▶ Work to complete: Repeat the material in full. Keep every line exactly as it is.
--*--
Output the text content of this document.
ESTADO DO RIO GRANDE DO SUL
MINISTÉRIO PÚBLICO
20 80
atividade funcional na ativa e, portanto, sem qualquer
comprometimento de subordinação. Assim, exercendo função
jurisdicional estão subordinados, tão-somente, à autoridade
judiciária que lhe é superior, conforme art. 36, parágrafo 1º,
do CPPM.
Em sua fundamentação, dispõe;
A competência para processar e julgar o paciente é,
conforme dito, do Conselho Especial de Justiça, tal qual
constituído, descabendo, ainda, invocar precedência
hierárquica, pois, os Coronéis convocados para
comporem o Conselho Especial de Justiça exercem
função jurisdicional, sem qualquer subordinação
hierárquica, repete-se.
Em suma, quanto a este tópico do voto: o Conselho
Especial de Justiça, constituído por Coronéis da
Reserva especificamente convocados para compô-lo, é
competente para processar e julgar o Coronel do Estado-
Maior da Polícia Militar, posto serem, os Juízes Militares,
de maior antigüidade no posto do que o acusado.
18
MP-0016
--*--
▶ Solution below:
Output the text content of this document.
ESTADO DO RIO GRANDE DO SUL
MINISTÉRIO PÚBLICO
20 80
atividade funcional na ativa e, portanto, sem qualquer
comprometimento de subordinação. Assim, exercendo função
jurisdicional estão subordinados, tão-somente, à autoridade
judiciária que lhe é superior, conforme art. 36, parágrafo 1º,
do CPPM.
Em sua fundamentação, dispõe;
A competência para processar e julgar o paciente é,
conforme dito, do Conselho Especial de Justiça, tal qual
constituído, descabendo, ainda, invocar precedência
hierárquica, pois, os Coronéis convocados para
comporem o Conselho Especial de Justiça exercem
função jurisdicional, sem qualquer subordinação
hierárquica, repete-se.
Em suma, quanto a este tópico do voto: o Conselho
Especial de Justiça, constituído por Coronéis da
Reserva especificamente convocados para compô-lo, é
competente para processar e julgar o Coronel do Estado-
Maior da Polícia Militar, posto serem, os Juízes Militares,
de maior antigüidade no posto do que o acusado.
18
MP-0016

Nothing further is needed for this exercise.